(Data entries)
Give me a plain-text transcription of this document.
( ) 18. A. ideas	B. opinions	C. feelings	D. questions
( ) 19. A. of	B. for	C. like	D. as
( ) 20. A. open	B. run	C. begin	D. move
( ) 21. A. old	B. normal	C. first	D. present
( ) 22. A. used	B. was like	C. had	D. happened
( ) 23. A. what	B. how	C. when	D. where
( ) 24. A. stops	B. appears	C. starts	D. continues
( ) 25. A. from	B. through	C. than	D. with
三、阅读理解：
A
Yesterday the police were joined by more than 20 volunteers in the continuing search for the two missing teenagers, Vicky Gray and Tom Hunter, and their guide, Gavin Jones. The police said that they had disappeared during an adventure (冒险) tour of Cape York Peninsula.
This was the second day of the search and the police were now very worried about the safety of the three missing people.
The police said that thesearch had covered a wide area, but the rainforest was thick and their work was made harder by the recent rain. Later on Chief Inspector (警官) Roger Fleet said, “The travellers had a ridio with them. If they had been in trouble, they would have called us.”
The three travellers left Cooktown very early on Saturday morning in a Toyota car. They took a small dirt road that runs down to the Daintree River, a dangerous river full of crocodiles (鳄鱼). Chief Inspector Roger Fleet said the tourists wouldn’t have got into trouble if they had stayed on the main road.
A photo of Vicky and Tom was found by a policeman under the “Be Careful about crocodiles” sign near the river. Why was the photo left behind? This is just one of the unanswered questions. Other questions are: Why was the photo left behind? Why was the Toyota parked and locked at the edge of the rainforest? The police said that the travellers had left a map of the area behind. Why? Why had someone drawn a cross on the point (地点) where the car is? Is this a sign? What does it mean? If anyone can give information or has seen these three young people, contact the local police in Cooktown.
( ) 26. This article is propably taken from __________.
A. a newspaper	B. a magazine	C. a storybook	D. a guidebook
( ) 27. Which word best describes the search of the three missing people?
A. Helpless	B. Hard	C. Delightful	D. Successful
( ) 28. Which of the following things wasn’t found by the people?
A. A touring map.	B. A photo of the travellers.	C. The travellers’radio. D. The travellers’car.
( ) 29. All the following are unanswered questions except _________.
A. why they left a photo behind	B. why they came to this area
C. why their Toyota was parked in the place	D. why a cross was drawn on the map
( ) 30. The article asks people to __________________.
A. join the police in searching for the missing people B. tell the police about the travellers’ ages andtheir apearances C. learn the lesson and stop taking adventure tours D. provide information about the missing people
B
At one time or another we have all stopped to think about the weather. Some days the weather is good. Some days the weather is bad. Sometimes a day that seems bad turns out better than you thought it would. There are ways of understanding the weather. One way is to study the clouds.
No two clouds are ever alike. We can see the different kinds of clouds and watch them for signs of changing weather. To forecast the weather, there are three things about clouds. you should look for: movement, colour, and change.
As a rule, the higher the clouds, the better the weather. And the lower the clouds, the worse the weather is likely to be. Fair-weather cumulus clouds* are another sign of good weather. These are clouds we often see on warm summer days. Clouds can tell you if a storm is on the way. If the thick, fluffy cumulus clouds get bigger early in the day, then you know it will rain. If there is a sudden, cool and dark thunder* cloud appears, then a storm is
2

## SHORT PROBLEM
Repeat the data exactly. Leave nothing out.

## SOLVED PROBLEM
Give me a plain-text transcription of this document.
( ) 18. A. ideas	B. opinions	C. feelings	D. questions
( ) 19. A. of	B. for	C. like	D. as
( ) 20. A. open	B. run	C. begin	D. move
( ) 21. A. old	B. normal	C. first	D. present
( ) 22. A. used	B. was like	C. had	D. happened
( ) 23. A. what	B. how	C. when	D. where
( ) 24. A. stops	B. appears	C. starts	D. continues
( ) 25. A. from	B. through	C. than	D. with
三、阅读理解：
A
Yesterday the police were joined by more than 20 volunteers in the continuing search for the two missing teenagers, Vicky Gray and Tom Hunter, and their guide, Gavin Jones. The police said that they had disappeared during an adventure (冒险) tour of Cape York Peninsula.
This was the second day of the search and the police were now very worried about the safety of the three missing people.
The police said that thesearch had covered a wide area, but the rainforest was thick and their work was made harder by the recent rain. Later on Chief Inspector (警官) Roger Fleet said, “The travellers had a ridio with them. If they had been in trouble, they would have called us.”
The three travellers left Cooktown very early on Saturday morning in a Toyota car. They took a small dirt road that runs down to the Daintree River, a dangerous river full of crocodiles (鳄鱼). Chief Inspector Roger Fleet said the tourists wouldn’t have got into trouble if they had stayed on the main road.
A photo of Vicky and Tom was found by a policeman under the “Be Careful about crocodiles” sign near the river. Why was the photo left behind? This is just one of the unanswered questions. Other questions are: Why was the photo left behind? Why was the Toyota parked and locked at the edge of the rainforest? The police said that the travellers had left a map of the area behind. Why? Why had someone drawn a cross on the point (地点) where the car is? Is this a sign? What does it mean? If anyone can give information or has seen these three young people, contact the local police in Cooktown.
( ) 26. This article is propably taken from __________.
A. a newspaper	B. a magazine	C. a storybook	D. a guidebook
( ) 27. Which word best describes the search of the three missing people?
A. Helpless	B. Hard	C. Delightful	D. Successful
( ) 28. Which of the following things wasn’t found by the people?
A. A touring map.	B. A photo of the travellers.	C. The travellers’radio. D. The travellers’car.
( ) 29. All the following are unanswered questions except _________.
A. why they left a photo behind	B. why they came to this area
C. why their Toyota was parked in the place	D. why a cross was drawn on the map
( ) 30. The article asks people to __________________.
A. join the police in searching for the missing people B. tell the police about the travellers’ ages andtheir apearances C. learn the lesson and stop taking adventure tours D. provide information about the missing people
B
At one time or another we have all stopped to think about the weather. Some days the weather is good. Some days the weather is bad. Sometimes a day that seems bad turns out better than you thought it would. There are ways of understanding the weather. One way is to study the clouds.
No two clouds are ever alike. We can see the different kinds of clouds and watch them for signs of changing weather. To forecast the weather, there are three things about clouds. you should look for: movement, colour, and change.
As a rule, the higher the clouds, the better the weather. And the lower the clouds, the worse the weather is likely to be. Fair-weather cumulus clouds* are another sign of good weather. These are clouds we often see on warm summer days. Clouds can tell you if a storm is on the way. If the thick, fluffy cumulus clouds get bigger early in the day, then you know it will rain. If there is a sudden, cool and dark thunder* cloud appears, then a storm is
2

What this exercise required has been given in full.